Figure contents as structured data

========================

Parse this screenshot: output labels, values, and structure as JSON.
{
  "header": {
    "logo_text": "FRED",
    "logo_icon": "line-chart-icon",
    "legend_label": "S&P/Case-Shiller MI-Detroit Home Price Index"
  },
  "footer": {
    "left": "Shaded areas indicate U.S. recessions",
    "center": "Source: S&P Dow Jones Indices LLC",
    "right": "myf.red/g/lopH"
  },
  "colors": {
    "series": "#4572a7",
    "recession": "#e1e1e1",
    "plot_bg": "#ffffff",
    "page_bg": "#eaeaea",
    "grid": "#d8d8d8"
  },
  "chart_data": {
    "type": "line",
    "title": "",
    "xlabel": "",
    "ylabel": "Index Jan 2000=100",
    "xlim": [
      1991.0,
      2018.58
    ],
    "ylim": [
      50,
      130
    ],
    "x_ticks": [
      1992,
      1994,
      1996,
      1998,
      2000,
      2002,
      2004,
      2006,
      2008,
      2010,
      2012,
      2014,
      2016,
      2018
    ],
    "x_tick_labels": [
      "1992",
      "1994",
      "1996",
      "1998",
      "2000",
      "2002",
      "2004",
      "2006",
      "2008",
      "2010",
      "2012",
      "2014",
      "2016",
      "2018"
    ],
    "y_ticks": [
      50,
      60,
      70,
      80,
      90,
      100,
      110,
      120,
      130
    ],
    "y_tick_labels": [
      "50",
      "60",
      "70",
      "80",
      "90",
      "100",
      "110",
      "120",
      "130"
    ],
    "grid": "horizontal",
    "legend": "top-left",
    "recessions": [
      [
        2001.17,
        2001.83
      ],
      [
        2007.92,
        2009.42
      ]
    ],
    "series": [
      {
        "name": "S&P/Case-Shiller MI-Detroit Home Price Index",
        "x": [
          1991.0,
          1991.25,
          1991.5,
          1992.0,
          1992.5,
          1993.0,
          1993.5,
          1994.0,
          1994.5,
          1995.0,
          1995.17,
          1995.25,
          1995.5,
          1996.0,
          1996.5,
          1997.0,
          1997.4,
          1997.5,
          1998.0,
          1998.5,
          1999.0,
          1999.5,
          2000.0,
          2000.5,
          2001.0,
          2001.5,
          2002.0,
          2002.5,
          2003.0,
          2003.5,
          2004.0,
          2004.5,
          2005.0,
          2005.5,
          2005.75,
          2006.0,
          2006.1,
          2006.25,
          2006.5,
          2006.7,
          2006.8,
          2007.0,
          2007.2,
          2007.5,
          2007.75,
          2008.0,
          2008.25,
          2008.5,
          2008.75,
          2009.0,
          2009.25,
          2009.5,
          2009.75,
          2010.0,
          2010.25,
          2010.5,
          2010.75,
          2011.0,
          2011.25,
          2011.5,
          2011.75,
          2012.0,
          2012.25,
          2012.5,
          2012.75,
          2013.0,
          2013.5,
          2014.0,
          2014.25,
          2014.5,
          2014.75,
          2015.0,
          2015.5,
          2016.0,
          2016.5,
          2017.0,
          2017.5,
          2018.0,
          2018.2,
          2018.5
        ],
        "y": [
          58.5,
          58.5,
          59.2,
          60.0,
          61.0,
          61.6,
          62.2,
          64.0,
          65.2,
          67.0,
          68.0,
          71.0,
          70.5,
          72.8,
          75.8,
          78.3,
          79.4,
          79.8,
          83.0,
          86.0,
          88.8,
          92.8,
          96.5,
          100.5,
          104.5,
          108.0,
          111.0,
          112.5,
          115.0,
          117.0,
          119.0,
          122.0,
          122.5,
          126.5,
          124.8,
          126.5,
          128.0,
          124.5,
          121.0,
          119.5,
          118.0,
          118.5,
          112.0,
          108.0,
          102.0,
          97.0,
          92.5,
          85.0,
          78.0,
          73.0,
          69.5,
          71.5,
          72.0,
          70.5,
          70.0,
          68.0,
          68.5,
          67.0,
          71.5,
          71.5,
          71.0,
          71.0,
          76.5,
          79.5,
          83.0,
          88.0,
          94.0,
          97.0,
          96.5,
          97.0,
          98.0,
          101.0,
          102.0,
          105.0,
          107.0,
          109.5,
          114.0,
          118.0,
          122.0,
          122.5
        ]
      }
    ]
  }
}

========================

**WRITTEN EXERCISE**
Output each record exactly, leaving nothing out.

**WRITTEN SOLUTION**
Parse this screenshot: output labels, values, and structure as JSON.
{
  "header": {
    "logo_text": "FRED",
    "logo_icon": "line-chart-icon",
    "legend_label": "S&P/Case-Shiller MI-Detroit Home Price Index"
  },
  "footer": {
    "left": "Shaded areas indicate U.S. recessions",
    "center": "Source: S&P Dow Jones Indices LLC",
    "right": "myf.red/g/lopH"
  },
  "colors": {
    "series": "#4572a7",
    "recession": "#e1e1e1",
    "plot_bg": "#ffffff",
    "page_bg": "#eaeaea",
    "grid": "#d8d8d8"
  },
  "chart_data": {
    "type": "line",
    "title": "",
    "xlabel": "",
    "ylabel": "Index Jan 2000=100",
    "xlim": [
      1991.0,
      2018.58
    ],
    "ylim": [
      50,
      130
    ],
    "x_ticks": [
      1992,
      1994,
      1996,
      1998,
      2000,
      2002,
      2004,
      2006,
      2008,
      2010,
      2012,
      2014,
      2016,
      2018
    ],
    "x_tick_labels": [
      "1992",
      "1994",
      "1996",
      "1998",
      "2000",
      "2002",
      "2004",
      "2006",
      "2008",
      "2010",
      "2012",
      "2014",
      "2016",
      "2018"
    ],
    "y_ticks": [
      50,
      60,
      70,
      80,
      90,
      100,
      110,
      120,
      130
    ],
    "y_tick_labels": [
      "50",
      "60",
      "70",
      "80",
      "90",
      "100",
      "110",
      "120",
      "130"
    ],
    "grid": "horizontal",
    "legend": "top-left",
    "recessions": [
      [
        2001.17,
        2001.83
      ],
      [
        2007.92,
        2009.42
      ]
    ],
    "series": [
      {
        "name": "S&P/Case-Shiller MI-Detroit Home Price Index",
        "x": [
          1991.0,
          1991.25,
          1991.5,
          1992.0,
          1992.5,
          1993.0,
          1993.5,
          1994.0,
          1994.5,
          1995.0,
          1995.17,
          1995.25,
          1995.5,
          1996.0,
          1996.5,
          1997.0,
          1997.4,
          1997.5,
          1998.0,
          1998.5,
          1999.0,
          1999.5,
          2000.0,
          2000.5,
          2001.0,
          2001.5,
          2002.0,
          2002.5,
          2003.0,
          2003.5,
          2004.0,
          2004.5,
          2005.0,
          2005.5,
          2005.75,
          2006.0,
          2006.1,
          2006.25,
          2006.5,
          2006.7,
          2006.8,
          2007.0,
          2007.2,
          2007.5,
          2007.75,
          2008.0,
          2008.25,
          2008.5,
          2008.75,
          2009.0,
          2009.25,
          2009.5,
          2009.75,
          2010.0,
          2010.25,
          2010.5,
          2010.75,
          2011.0,
          2011.25,
          2011.5,
          2011.75,
          2012.0,
          2012.25,
          2012.5,
          2012.75,
          2013.0,
          2013.5,
          2014.0,
          2014.25,
          2014.5,
          2014.75,
          2015.0,
          2015.5,
          2016.0,
          2016.5,
          2017.0,
          2017.5,
          2018.0,
          2018.2,
          2018.5
        ],
        "y": [
          58.5,
          58.5,
          59.2,
          60.0,
          61.0,
          61.6,
          62.2,
          64.0,
          65.2,
          67.0,
          68.0,
          71.0,
          70.5,
          72.8,
          75.8,
          78.3,
          79.4,
          79.8,
          83.0,
          86.0,
          88.8,
          92.8,
          96.5,
          100.5,
          104.5,
          108.0,
          111.0,
          112.5,
          115.0,
          117.0,
          119.0,
          122.0,
          122.5,
          126.5,
          124.8,
          126.5,
          128.0,
          124.5,
          121.0,
          119.5,
          118.0,
          118.5,
          112.0,
          108.0,
          102.0,
          97.0,
          92.5,
          85.0,
          78.0,
          73.0,
          69.5,
          71.5,
          72.0,
          70.5,
          70.0,
          68.0,
          68.5,
          67.0,
          71.5,
          71.5,
          71.0,
          71.0,
          76.5,
          79.5,
          83.0,
          88.0,
          94.0,
          97.0,
          96.5,
          97.0,
          98.0,
          101.0,
          102.0,
          105.0,
          107.0,
          109.5,
          114.0,
          118.0,
          122.0,
          122.5
        ]
      }
    ]
  }
}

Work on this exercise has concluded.